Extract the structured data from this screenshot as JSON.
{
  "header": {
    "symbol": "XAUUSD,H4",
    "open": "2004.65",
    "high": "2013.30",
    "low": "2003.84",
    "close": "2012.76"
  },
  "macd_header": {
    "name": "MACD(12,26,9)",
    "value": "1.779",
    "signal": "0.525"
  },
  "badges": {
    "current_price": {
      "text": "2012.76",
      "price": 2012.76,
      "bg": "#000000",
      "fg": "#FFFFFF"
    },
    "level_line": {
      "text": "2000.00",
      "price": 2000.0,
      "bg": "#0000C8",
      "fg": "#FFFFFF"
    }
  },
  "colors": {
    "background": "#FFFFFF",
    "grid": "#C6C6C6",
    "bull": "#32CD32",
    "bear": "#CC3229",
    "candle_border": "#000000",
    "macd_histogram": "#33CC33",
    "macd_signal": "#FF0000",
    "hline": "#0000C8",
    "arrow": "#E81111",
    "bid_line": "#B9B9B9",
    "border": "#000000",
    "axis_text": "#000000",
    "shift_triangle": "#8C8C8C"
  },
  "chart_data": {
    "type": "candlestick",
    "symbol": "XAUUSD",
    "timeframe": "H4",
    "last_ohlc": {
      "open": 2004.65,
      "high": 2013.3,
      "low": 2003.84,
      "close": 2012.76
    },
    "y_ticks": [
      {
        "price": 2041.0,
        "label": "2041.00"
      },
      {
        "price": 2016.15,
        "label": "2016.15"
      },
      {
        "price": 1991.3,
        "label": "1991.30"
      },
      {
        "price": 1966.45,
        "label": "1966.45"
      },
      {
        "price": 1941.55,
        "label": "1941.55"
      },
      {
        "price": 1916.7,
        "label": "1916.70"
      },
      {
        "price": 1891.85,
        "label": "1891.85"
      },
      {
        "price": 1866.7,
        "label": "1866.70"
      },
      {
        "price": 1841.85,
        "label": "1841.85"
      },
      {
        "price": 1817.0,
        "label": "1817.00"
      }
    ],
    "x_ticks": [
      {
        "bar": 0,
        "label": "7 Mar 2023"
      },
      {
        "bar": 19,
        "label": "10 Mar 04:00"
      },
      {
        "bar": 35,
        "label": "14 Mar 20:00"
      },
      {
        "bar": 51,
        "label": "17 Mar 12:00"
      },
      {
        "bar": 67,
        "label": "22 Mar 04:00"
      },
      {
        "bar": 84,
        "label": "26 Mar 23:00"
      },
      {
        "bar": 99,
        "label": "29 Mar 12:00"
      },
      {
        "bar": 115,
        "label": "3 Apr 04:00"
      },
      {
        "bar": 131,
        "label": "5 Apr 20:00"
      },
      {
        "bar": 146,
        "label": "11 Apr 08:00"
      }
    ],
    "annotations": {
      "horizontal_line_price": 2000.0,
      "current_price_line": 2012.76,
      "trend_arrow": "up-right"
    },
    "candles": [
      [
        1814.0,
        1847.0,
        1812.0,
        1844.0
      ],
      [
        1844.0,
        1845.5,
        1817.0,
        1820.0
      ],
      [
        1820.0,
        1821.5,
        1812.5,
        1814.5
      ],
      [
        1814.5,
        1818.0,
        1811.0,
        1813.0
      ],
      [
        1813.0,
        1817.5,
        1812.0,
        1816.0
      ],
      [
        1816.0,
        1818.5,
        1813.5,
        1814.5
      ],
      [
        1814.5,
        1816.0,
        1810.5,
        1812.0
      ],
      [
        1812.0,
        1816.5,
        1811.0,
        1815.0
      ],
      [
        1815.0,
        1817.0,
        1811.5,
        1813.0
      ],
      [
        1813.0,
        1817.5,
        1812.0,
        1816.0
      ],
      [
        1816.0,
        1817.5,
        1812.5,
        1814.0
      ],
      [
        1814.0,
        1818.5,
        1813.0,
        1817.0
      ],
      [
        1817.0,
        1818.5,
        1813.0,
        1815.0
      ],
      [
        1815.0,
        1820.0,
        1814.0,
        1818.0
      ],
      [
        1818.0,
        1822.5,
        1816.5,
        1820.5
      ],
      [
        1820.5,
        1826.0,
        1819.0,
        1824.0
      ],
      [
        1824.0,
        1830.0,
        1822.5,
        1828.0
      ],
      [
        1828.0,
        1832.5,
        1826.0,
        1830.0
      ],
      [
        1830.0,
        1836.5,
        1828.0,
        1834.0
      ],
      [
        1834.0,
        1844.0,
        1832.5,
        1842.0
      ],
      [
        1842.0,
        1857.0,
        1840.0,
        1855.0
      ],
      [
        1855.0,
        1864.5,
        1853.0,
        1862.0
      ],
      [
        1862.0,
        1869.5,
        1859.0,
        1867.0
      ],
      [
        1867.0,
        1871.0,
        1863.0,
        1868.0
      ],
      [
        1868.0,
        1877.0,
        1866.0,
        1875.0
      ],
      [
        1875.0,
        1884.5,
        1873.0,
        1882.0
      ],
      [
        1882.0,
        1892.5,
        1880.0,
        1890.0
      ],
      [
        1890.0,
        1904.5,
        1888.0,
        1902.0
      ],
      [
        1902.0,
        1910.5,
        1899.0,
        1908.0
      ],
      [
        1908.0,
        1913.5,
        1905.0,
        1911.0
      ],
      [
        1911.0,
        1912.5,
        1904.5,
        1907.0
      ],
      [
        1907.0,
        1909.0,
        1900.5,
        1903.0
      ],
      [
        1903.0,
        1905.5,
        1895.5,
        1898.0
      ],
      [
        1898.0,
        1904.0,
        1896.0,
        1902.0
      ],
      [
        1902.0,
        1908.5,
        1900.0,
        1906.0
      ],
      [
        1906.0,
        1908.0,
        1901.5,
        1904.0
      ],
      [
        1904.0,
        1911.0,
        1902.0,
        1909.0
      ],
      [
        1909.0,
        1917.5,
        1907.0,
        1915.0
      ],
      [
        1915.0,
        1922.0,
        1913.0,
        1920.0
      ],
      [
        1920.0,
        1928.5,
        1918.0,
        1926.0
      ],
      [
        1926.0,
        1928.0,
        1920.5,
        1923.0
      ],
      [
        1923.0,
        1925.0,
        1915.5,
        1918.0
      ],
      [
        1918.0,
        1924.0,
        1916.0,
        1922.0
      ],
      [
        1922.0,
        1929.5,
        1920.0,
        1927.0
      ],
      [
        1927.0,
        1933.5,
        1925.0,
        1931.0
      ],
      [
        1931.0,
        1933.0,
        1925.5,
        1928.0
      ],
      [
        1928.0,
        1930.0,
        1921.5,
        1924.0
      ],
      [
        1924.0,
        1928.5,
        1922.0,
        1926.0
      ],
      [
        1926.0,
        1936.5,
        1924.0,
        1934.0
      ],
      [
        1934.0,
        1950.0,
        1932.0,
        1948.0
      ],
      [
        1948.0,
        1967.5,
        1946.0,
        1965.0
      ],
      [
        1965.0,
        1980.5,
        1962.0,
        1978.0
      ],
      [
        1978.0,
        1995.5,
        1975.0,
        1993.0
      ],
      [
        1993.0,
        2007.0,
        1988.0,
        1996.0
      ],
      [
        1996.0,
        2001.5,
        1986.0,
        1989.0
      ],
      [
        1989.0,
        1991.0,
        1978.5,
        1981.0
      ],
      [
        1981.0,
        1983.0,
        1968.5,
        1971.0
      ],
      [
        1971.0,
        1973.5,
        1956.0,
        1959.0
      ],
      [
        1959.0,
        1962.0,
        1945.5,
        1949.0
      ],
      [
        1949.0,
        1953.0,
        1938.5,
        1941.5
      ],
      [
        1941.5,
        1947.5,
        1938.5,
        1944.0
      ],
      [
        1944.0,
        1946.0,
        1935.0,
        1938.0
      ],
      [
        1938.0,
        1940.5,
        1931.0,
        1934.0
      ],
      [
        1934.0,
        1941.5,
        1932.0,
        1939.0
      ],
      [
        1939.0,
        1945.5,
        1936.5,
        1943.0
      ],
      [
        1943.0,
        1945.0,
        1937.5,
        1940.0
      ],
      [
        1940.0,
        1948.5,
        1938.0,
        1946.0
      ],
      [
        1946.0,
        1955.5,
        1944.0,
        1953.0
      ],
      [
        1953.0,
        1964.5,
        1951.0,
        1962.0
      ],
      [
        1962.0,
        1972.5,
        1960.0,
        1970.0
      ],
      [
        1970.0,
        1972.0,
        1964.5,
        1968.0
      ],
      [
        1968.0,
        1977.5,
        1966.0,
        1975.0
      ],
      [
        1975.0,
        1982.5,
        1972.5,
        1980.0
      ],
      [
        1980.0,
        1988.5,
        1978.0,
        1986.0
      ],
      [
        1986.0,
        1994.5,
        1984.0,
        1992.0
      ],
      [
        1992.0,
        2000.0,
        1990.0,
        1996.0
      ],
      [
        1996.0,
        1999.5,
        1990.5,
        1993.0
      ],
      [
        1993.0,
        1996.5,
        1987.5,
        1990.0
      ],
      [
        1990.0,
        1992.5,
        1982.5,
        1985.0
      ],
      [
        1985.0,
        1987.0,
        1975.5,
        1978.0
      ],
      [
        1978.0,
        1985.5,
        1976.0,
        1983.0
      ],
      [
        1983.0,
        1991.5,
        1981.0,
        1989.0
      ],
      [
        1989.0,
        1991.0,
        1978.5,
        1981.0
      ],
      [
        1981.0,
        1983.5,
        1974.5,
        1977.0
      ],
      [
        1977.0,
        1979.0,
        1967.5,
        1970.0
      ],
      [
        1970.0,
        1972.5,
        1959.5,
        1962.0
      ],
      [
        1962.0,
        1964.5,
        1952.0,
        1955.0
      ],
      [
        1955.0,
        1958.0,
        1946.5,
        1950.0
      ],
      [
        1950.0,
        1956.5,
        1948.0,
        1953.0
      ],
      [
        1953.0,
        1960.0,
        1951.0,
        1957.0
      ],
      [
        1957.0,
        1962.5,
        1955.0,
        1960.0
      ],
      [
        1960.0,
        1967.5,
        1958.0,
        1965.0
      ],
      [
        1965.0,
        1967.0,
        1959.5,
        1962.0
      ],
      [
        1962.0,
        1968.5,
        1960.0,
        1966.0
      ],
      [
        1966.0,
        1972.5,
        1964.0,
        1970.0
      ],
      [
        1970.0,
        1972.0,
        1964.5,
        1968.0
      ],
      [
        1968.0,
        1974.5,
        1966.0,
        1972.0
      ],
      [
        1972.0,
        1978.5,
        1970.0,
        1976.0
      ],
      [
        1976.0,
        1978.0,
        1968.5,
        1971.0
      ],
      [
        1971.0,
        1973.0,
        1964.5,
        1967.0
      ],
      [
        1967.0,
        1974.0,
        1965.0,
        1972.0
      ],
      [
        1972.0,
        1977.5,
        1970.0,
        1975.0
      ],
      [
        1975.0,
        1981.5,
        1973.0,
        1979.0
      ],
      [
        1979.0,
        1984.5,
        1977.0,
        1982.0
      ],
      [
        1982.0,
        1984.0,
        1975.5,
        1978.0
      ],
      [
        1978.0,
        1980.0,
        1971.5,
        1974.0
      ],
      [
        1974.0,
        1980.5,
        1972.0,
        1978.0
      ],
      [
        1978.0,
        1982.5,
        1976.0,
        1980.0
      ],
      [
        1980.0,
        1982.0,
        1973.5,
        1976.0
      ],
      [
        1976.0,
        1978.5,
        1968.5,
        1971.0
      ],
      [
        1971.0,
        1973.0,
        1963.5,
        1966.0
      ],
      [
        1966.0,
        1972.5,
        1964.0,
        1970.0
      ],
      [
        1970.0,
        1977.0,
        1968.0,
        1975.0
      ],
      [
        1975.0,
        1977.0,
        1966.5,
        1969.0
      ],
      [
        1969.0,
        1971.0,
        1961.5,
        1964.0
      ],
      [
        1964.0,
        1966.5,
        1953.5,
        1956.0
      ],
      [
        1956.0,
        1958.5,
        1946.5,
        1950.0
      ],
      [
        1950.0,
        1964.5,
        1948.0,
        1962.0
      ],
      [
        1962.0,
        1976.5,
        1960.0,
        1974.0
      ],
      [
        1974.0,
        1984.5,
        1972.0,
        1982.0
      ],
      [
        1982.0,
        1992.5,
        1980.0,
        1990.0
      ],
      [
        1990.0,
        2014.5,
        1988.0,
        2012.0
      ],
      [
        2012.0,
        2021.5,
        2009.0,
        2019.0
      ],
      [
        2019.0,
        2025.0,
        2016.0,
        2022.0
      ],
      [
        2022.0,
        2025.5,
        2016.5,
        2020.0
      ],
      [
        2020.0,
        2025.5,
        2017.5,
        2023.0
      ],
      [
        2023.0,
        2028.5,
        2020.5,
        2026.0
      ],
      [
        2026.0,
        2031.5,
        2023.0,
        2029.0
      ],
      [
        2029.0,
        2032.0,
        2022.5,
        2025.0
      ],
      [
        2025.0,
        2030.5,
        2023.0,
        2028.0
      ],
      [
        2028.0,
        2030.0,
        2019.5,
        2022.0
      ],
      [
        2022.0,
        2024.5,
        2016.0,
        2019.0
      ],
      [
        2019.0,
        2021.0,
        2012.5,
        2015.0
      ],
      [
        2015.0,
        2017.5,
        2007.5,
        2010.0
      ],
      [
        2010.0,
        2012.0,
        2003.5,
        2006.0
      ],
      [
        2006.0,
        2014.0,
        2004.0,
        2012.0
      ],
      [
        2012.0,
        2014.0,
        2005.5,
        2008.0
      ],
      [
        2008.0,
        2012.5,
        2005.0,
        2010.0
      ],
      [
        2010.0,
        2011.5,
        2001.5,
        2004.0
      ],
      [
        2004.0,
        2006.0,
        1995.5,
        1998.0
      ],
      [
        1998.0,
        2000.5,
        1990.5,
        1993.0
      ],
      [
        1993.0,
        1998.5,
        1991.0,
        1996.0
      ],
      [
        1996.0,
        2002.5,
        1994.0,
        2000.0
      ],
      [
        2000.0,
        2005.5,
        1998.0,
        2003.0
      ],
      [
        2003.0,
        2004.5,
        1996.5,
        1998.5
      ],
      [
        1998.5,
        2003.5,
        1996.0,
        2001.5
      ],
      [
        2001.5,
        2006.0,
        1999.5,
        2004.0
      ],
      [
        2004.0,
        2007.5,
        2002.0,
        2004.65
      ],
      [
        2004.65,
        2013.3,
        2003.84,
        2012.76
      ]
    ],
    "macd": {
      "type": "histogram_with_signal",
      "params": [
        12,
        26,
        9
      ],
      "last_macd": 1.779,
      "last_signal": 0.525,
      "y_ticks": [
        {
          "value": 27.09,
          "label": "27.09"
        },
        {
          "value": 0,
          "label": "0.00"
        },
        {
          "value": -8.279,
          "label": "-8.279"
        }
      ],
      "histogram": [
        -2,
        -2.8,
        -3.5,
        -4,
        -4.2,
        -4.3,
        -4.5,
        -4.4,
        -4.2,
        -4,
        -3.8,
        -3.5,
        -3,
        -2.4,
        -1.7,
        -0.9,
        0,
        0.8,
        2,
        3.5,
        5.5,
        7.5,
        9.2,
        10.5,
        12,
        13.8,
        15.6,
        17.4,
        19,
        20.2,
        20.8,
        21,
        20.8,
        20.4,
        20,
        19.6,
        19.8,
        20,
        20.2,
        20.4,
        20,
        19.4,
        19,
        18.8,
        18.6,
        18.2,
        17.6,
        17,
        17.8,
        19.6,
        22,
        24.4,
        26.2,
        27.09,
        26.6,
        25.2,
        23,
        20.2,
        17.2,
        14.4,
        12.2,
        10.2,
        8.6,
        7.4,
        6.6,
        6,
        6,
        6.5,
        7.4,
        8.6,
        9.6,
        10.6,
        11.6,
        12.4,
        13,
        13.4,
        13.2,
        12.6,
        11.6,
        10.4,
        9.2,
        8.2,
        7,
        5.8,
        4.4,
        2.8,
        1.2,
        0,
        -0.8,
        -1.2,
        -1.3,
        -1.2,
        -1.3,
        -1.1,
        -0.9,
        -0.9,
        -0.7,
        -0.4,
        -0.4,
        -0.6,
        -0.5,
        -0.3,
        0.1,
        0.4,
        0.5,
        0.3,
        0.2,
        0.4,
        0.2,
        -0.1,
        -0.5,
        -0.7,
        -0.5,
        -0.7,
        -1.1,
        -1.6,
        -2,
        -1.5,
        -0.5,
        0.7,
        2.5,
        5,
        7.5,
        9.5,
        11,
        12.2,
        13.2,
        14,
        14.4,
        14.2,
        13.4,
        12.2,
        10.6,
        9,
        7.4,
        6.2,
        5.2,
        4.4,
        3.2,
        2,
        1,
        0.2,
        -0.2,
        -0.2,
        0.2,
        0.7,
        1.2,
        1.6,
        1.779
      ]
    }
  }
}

***

* **INSTRUCTIONS FOR THE TASK**: The records are above. How many lines in them contain the word "type"? Give the number alone.

* **OUTPUT OF THE TASK**: 2